## [WHAT IS REQUIRED]
Retype the complete listing exactly as it appears.

## [ENTRIES SUPPLIED]
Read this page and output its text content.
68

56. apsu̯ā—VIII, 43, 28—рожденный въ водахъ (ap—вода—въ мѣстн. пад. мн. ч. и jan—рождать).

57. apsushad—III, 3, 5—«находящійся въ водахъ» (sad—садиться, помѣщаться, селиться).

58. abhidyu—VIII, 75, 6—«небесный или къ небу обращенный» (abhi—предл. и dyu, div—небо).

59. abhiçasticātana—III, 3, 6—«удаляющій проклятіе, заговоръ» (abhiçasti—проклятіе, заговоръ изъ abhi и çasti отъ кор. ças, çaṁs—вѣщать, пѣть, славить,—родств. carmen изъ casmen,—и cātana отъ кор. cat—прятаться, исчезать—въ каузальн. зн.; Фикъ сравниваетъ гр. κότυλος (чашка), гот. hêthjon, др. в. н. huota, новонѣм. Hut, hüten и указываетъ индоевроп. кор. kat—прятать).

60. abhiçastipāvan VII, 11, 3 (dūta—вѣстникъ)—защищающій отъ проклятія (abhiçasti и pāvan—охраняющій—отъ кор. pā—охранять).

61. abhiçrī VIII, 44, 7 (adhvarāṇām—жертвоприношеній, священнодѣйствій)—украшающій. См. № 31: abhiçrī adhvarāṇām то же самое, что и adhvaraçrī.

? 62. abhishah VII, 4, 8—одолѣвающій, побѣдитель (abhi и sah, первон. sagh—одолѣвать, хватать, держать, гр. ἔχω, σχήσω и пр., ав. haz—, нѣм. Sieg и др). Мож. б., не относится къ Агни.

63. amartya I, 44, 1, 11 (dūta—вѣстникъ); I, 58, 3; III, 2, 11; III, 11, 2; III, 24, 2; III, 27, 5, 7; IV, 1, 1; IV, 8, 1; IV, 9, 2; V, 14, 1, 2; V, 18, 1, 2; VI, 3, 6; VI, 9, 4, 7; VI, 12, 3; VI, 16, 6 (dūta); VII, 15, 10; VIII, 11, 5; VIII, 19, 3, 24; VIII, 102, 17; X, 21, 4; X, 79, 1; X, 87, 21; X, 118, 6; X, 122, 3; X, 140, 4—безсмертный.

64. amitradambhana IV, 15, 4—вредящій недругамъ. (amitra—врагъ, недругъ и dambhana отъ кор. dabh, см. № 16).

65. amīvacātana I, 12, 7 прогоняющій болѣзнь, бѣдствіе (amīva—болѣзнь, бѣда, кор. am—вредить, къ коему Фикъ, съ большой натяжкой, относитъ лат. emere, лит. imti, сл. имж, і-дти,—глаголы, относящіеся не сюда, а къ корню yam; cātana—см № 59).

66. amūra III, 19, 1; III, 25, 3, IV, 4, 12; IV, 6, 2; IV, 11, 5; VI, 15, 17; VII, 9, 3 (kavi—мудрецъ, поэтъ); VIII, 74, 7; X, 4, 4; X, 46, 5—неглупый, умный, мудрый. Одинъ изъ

## [THE RESPONSE]
Read this page and output its text content.
68

56. apsu̯ā—VIII, 43, 28—рожденный въ водахъ (ap—вода—въ мѣстн. пад. мн. ч. и jan—рождать).

57. apsushad—III, 3, 5—«находящійся въ водахъ» (sad—садиться, помѣщаться, селиться).

58. abhidyu—VIII, 75, 6—«небесный или къ небу обращенный» (abhi—предл. и dyu, div—небо).

59. abhiçasticātana—III, 3, 6—«удаляющій проклятіе, заговоръ» (abhiçasti—проклятіе, заговоръ изъ abhi и çasti отъ кор. ças, çaṁs—вѣщать, пѣть, славить,—родств. carmen изъ casmen,—и cātana отъ кор. cat—прятаться, исчезать—въ каузальн. зн.; Фикъ сравниваетъ гр. κότυλος (чашка), гот. hêthjon, др. в. н. huota, новонѣм. Hut, hüten и указываетъ индоевроп. кор. kat—прятать).

60. abhiçastipāvan VII, 11, 3 (dūta—вѣстникъ)—защищающій отъ проклятія (abhiçasti и pāvan—охраняющій—отъ кор. pā—охранять).

61. abhiçrī VIII, 44, 7 (adhvarāṇām—жертвоприношеній, священнодѣйствій)—украшающій. См. № 31: abhiçrī adhvarāṇām то же самое, что и adhvaraçrī.

? 62. abhishah VII, 4, 8—одолѣвающій, побѣдитель (abhi и sah, первон. sagh—одолѣвать, хватать, держать, гр. ἔχω, σχήσω и пр., ав. haz—, нѣм. Sieg и др). Мож. б., не относится къ Агни.

63. amartya I, 44, 1, 11 (dūta—вѣстникъ); I, 58, 3; III, 2, 11; III, 11, 2; III, 24, 2; III, 27, 5, 7; IV, 1, 1; IV, 8, 1; IV, 9, 2; V, 14, 1, 2; V, 18, 1, 2; VI, 3, 6; VI, 9, 4, 7; VI, 12, 3; VI, 16, 6 (dūta); VII, 15, 10; VIII, 11, 5; VIII, 19, 3, 24; VIII, 102, 17; X, 21, 4; X, 79, 1; X, 87, 21; X, 118, 6; X, 122, 3; X, 140, 4—безсмертный.

64. amitradambhana IV, 15, 4—вредящій недругамъ. (amitra—врагъ, недругъ и dambhana отъ кор. dabh, см. № 16).

65. amīvacātana I, 12, 7 прогоняющій болѣзнь, бѣдствіе (amīva—болѣзнь, бѣда, кор. am—вредить, къ коему Фикъ, съ большой натяжкой, относитъ лат. emere, лит. imti, сл. имж, і-дти,—глаголы, относящіеся не сюда, а къ корню yam; cātana—см № 59).

66. amūra III, 19, 1; III, 25, 3, IV, 4, 12; IV, 6, 2; IV, 11, 5; VI, 15, 17; VII, 9, 3 (kavi—мудрецъ, поэтъ); VIII, 74, 7; X, 4, 4; X, 46, 5—неглупый, умный, мудрый. Одинъ изъ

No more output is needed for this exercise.